# Documento de origen

# It is you who make/makes it tough"



## Teena83

Hola amigos... Me pregunto cual será la forma correcta de expresar la oración que escribí arriba.
Debo conjugar el verbo para "you" o para "who"?

Porque en español sería "Sos vos el que *hace* las cosas más difíciles", pero en inglés no sé cuál es la forma correcta y creo haberlo visto de las dos formas.

¿Me ayudan? ¡Muchas gracias!


----------



## andreasol

Hola, 

since "who" is third person singular one would think that "makes" is the correct conjugation, but in this frase, *It is you who make it tough, *who functions as a temporary subject for you. 

I think I would re-frase making you as the real subject: You are the one making things though/difficult.

saludos


----------



## squirrellin

Debes conjugar el verbo para who: o sea, it is you who makes it tough.
Hope it helps!!


----------



## squirrellin

Another option: It is you the one who makes it tough. In that case, I'm positive you can use it.

# Tareas a realizar
a. Traduce al inglés esta oración del hilo de foro sobre "It is you who make/makes it tough": "Me pregunto cual será la forma correcta de expresar la oración que escribí arriba."
b. Prolonga el hilo de foro sobre "It is you who make/makes it tough" a partir de su último mensaje.

# Fragmento de origen
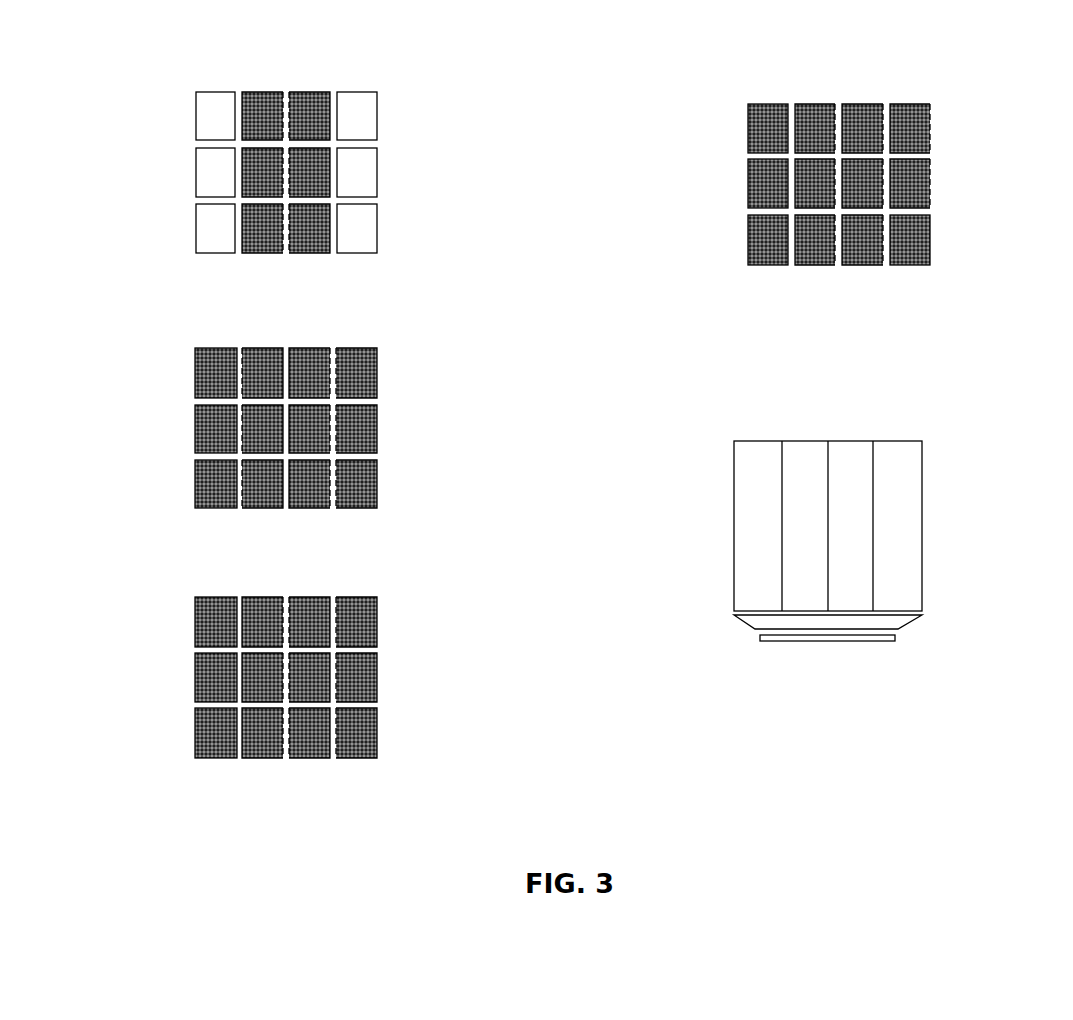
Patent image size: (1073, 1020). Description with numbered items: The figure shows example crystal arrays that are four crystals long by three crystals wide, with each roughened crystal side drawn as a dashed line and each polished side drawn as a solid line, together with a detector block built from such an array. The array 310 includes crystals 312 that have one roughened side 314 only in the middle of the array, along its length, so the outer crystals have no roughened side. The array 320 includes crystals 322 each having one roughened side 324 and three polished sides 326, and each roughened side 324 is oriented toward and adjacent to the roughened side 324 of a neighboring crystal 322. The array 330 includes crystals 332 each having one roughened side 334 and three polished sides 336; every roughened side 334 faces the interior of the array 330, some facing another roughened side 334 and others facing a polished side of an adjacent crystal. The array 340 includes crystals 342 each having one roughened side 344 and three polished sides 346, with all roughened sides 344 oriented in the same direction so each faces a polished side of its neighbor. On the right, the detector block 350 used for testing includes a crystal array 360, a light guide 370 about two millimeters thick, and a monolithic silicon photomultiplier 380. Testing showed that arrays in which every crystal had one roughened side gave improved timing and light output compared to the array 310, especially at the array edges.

# Conjunto de respuestas
a. I wonder what the correct way to express the sentence I wrote above would be.

b.
----------



## squirrellin

It`s me again!! I've been searching and both ways are possible. It's such a mess! Hope somebody else helps!!


----------



## Teena83

well, now i am confused, andreasol says that the correct form of the verb in this sentence is make, and squirrellin says it´s makes. And i searched in google and I found both of them...


----------



## FromPA

I have never heard the second person used in this type of construction, but I have learned a lot of new things I had never known about English in this forum.


----------



## VivaReggaeton88

En inglés es natural decir "You're the one who is making things harder". Significa la misma cosa que la frase que has puesto vos. Ésta es la mejor opción.


----------



## Teena83

VivaReggaeton88 said:


> En inglés es natural decir "You're the one who is making things harder". Significa la misma cosa que la frase que has puesto vos. Ésta es la mejor opción.


 
Muchas gracias, pero en realidad mi pregunta es cuál sería la correcta conjugación después de who cuando el sujeto es otra persona...


----------



## VivaReggaeton88

Teena83 said:


> Muchas gracias, pero en realidad mi pregunta es cuál sería la correcta conjugación después de who cuando el sujeto es otra persona...



It is you who *makes* it tough. =]


----------



## flazalde

andreasol said:


> Hola,
> 
> since "who" is third person singular one would think that "makes" is the correct conjugation, but in this frase, *It is you who make it tough, *who functions as a temporary subject for you.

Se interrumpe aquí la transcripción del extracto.